**AIM OF THE TASK:** Copy each of the entries below faithfully, setting aside any pictures.

**SUPPLIED MATERIAL:**
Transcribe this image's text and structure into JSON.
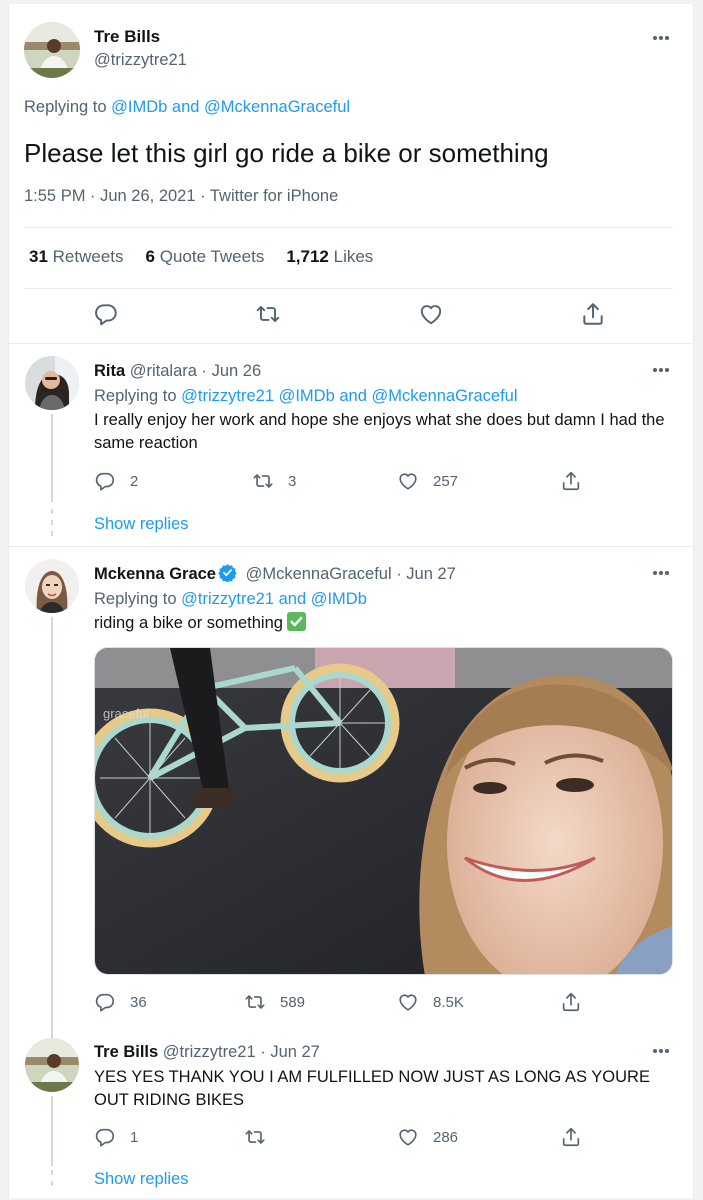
{
  "main_tweet": {
    "name": "Tre Bills",
    "handle": "@trizzytre21",
    "replying_prefix": "Replying to",
    "replying_to": "@IMDb and @MckennaGraceful",
    "text": "Please let this girl go ride a bike or something",
    "timestamp": "1:55 PM · Jun 26, 2021 · Twitter for iPhone",
    "stats": {
      "retweets_count": "31",
      "retweets_label": "Retweets",
      "quotes_count": "6",
      "quotes_label": "Quote Tweets",
      "likes_count": "1,712",
      "likes_label": "Likes"
    }
  },
  "replies": [
    {
      "name": "Rita",
      "handle_date": "@ritalara · Jun 26",
      "replying_prefix": "Replying to",
      "replying_to": "@trizzytre21 @IMDb and @MckennaGraceful",
      "text": "I really enjoy her work and hope she enjoys what she does but damn I had the same reaction",
      "replies_count": "2",
      "retweets_count": "3",
      "likes_count": "257",
      "show_replies": "Show replies"
    },
    {
      "name": "Mckenna Grace",
      "handle_date": "@MckennaGraceful · Jun 27",
      "replying_prefix": "Replying to",
      "replying_to": "@trizzytre21 and @IMDb",
      "text": "riding a bike or something",
      "media_watermark": "graceful",
      "replies_count": "36",
      "retweets_count": "589",
      "likes_count": "8.5K"
    },
    {
      "name": "Tre Bills",
      "handle_date": "@trizzytre21 · Jun 27",
      "text": "YES YES THANK YOU I AM FULFILLED NOW JUST AS LONG AS YOURE OUT RIDING BIKES",
      "replies_count": "1",
      "likes_count": "286",
      "show_replies": "Show replies"
    }
  ],
  "colors": {
    "accent_blue": "#1d9bf0",
    "text_primary": "#0f1419",
    "text_muted": "#536471",
    "border": "#e6ecf0"
  },
  "icons": [
    "reply-icon",
    "retweet-icon",
    "like-icon",
    "share-icon",
    "more-icon",
    "verified-badge-icon",
    "check-mark-emoji"
  ]
}
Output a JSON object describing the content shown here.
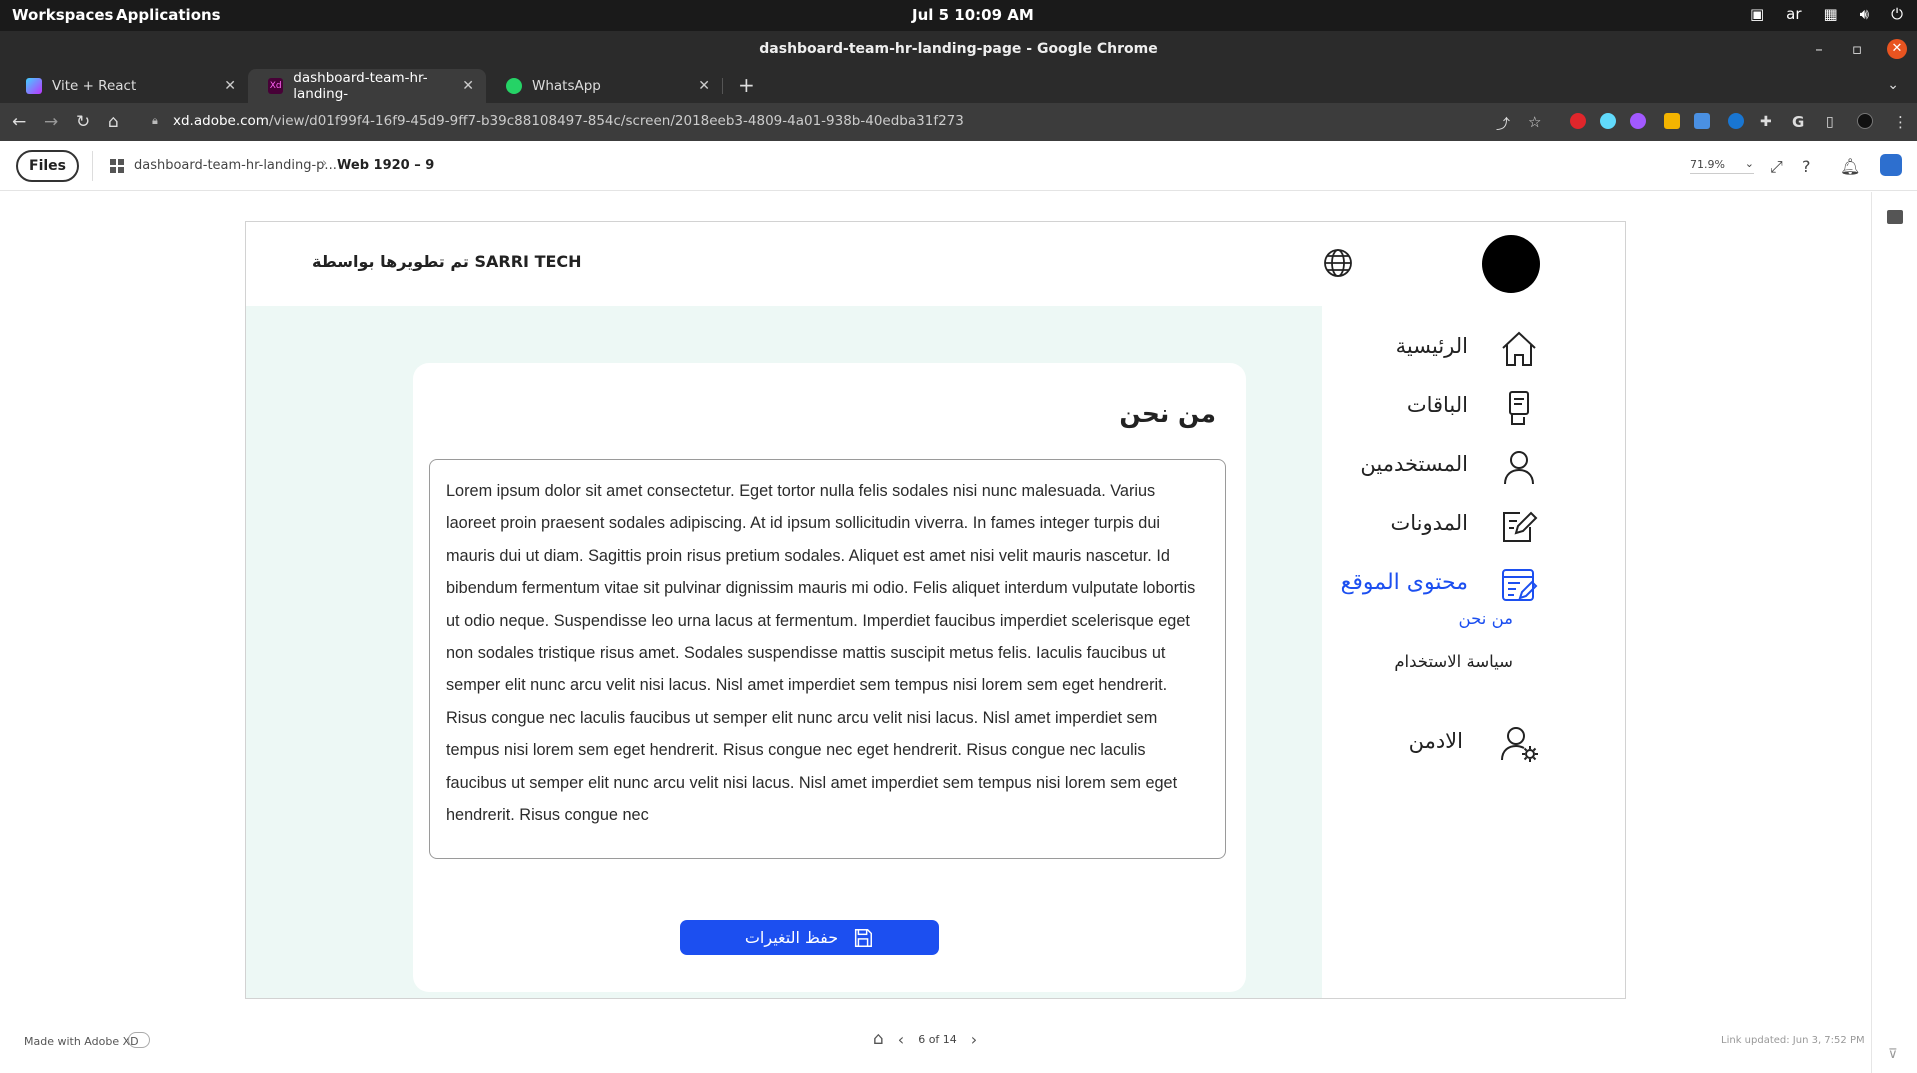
{
  "os": {
    "workspaces": "Workspaces",
    "applications": "Applications",
    "datetime": "Jul 5  10:09 AM",
    "keyboard_lang": "ar"
  },
  "window": {
    "title": "dashboard-team-hr-landing-page - Google Chrome"
  },
  "tabs": [
    {
      "label": "Vite + React",
      "icon": "vite-icon"
    },
    {
      "label": "dashboard-team-hr-landing-",
      "icon": "adobe-xd-icon",
      "active": true
    },
    {
      "label": "WhatsApp",
      "icon": "whatsapp-icon"
    }
  ],
  "address": {
    "host": "xd.adobe.com",
    "path": "/view/d01f99f4-16f9-45d9-9ff7-b39c88108497-854c/screen/2018eeb3-4809-4a01-938b-40edba31f273"
  },
  "xd": {
    "files_label": "Files",
    "breadcrumb_project": "dashboard-team-hr-landing-p...",
    "breadcrumb_screen": "Web 1920 – 9",
    "zoom": "71.9%",
    "made_with": "Made with Adobe XD",
    "page_indicator": "6 of 14",
    "link_updated": "Link updated: Jun 3, 7:52 PM"
  },
  "artboard": {
    "header": {
      "dev_credit": "تم تطويرها بواسطة SARRI TECH"
    },
    "card": {
      "title": "من نحن",
      "body": "Lorem ipsum dolor sit amet consectetur. Eget tortor nulla felis sodales nisi nunc malesuada. Varius laoreet proin praesent sodales adipiscing. At id ipsum sollicitudin viverra. In fames integer turpis dui mauris dui ut diam. Sagittis proin risus pretium sodales. Aliquet est amet nisi velit mauris nascetur. Id bibendum fermentum vitae sit pulvinar dignissim mauris mi odio. Felis aliquet interdum vulputate lobortis ut odio neque. Suspendisse leo urna lacus at fermentum. Imperdiet faucibus imperdiet scelerisque eget non sodales tristique risus amet. Sodales suspendisse mattis suscipit metus felis. Iaculis faucibus ut semper elit nunc arcu velit nisi lacus. Nisl amet imperdiet sem tempus nisi lorem sem eget hendrerit. Risus congue nec laculis faucibus ut semper elit nunc arcu velit nisi lacus. Nisl amet imperdiet sem tempus nisi lorem sem eget hendrerit. Risus congue nec eget hendrerit. Risus congue nec laculis faucibus ut semper elit nunc arcu velit nisi lacus. Nisl amet imperdiet sem tempus nisi lorem sem eget hendrerit. Risus congue nec",
      "save_label": "حفظ التغيرات"
    },
    "sidebar": {
      "home": "الرئيسية",
      "packages": "الباقات",
      "users": "المستخدمين",
      "blogs": "المدونات",
      "site_content": "محتوى الموقع",
      "sub_about": "من نحن",
      "sub_terms": "سياسة الاستخدام",
      "admin": "الادمن"
    }
  },
  "colors": {
    "accent": "#1c4ff0",
    "content_bg": "#edf8f5",
    "os_bar": "#1a1a1a"
  }
}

**CORRECT RESPONSE:**
Transcribe this image's text and structure into JSON.
{
  "main_tweet": {
    "name": "Tre Bills",
    "handle": "@trizzytre21",
    "replying_prefix": "Replying to",
    "replying_to": "@IMDb and @MckennaGraceful",
    "text": "Please let this girl go ride a bike or something",
    "timestamp": "1:55 PM · Jun 26, 2021 · Twitter for iPhone",
    "stats": {
      "retweets_count": "31",
      "retweets_label": "Retweets",
      "quotes_count": "6",
      "quotes_label": "Quote Tweets",
      "likes_count": "1,712",
      "likes_label": "Likes"
    }
  },
  "replies": [
    {
      "name": "Rita",
      "handle_date": "@ritalara · Jun 26",
      "replying_prefix": "Replying to",
      "replying_to": "@trizzytre21 @IMDb and @MckennaGraceful",
      "text": "I really enjoy her work and hope she enjoys what she does but damn I had the same reaction",
      "replies_count": "2",
      "retweets_count": "3",
      "likes_count": "257",
      "show_replies": "Show replies"
    },
    {
      "name": "Mckenna Grace",
      "handle_date": "@MckennaGraceful · Jun 27",
      "replying_prefix": "Replying to",
      "replying_to": "@trizzytre21 and @IMDb",
      "text": "riding a bike or something",
      "media_watermark": "graceful",
      "replies_count": "36",
      "retweets_count": "589",
      "likes_count": "8.5K"
    },
    {
      "name": "Tre Bills",
      "handle_date": "@trizzytre21 · Jun 27",
      "text": "YES YES THANK YOU I AM FULFILLED NOW JUST AS LONG AS YOURE OUT RIDING BIKES",
      "replies_count": "1",
      "likes_count": "286",
      "show_replies": "Show replies"
    }
  ],
  "colors": {
    "accent_blue": "#1d9bf0",
    "text_primary": "#0f1419",
    "text_muted": "#536471",
    "border": "#e6ecf0"
  },
  "icons": [
    "reply-icon",
    "retweet-icon",
    "like-icon",
    "share-icon",
    "more-icon",
    "verified-badge-icon",
    "check-mark-emoji"
  ]
}
Output a JSON object describing the content shown here.
{
  "os": {
    "workspaces": "Workspaces",
    "applications": "Applications",
    "datetime": "Jul 5  10:09 AM",
    "keyboard_lang": "ar"
  },
  "window": {
    "title": "dashboard-team-hr-landing-page - Google Chrome"
  },
  "tabs": [
    {
      "label": "Vite + React",
      "icon": "vite-icon"
    },
    {
      "label": "dashboard-team-hr-landing-",
      "icon": "adobe-xd-icon",
      "active": true
    },
    {
      "label": "WhatsApp",
      "icon": "whatsapp-icon"
    }
  ],
  "address": {
    "host": "xd.adobe.com",
    "path": "/view/d01f99f4-16f9-45d9-9ff7-b39c88108497-854c/screen/2018eeb3-4809-4a01-938b-40edba31f273"
  },
  "xd": {
    "files_label": "Files",
    "breadcrumb_project": "dashboard-team-hr-landing-p...",
    "breadcrumb_screen": "Web 1920 – 9",
    "zoom": "71.9%",
    "made_with": "Made with Adobe XD",
    "page_indicator": "6 of 14",
    "link_updated": "Link updated: Jun 3, 7:52 PM"
  },
  "artboard": {
    "header": {
      "dev_credit": "تم تطويرها بواسطة SARRI TECH"
    },
    "card": {
      "title": "من نحن",
      "body": "Lorem ipsum dolor sit amet consectetur. Eget tortor nulla felis sodales nisi nunc malesuada. Varius laoreet proin praesent sodales adipiscing. At id ipsum sollicitudin viverra. In fames integer turpis dui mauris dui ut diam. Sagittis proin risus pretium sodales. Aliquet est amet nisi velit mauris nascetur. Id bibendum fermentum vitae sit pulvinar dignissim mauris mi odio. Felis aliquet interdum vulputate lobortis ut odio neque. Suspendisse leo urna lacus at fermentum. Imperdiet faucibus imperdiet scelerisque eget non sodales tristique risus amet. Sodales suspendisse mattis suscipit metus felis. Iaculis faucibus ut semper elit nunc arcu velit nisi lacus. Nisl amet imperdiet sem tempus nisi lorem sem eget hendrerit. Risus congue nec laculis faucibus ut semper elit nunc arcu velit nisi lacus. Nisl amet imperdiet sem tempus nisi lorem sem eget hendrerit. Risus congue nec eget hendrerit. Risus congue nec laculis faucibus ut semper elit nunc arcu velit nisi lacus. Nisl amet imperdiet sem tempus nisi lorem sem eget hendrerit. Risus congue nec",
      "save_label": "حفظ التغيرات"
    },
    "sidebar": {
      "home": "الرئيسية",
      "packages": "الباقات",
      "users": "المستخدمين",
      "blogs": "المدونات",
      "site_content": "محتوى الموقع",
      "sub_about": "من نحن",
      "sub_terms": "سياسة الاستخدام",
      "admin": "الادمن"
    }
  },
  "colors": {
    "accent": "#1c4ff0",
    "content_bg": "#edf8f5",
    "os_bar": "#1a1a1a"
  }
}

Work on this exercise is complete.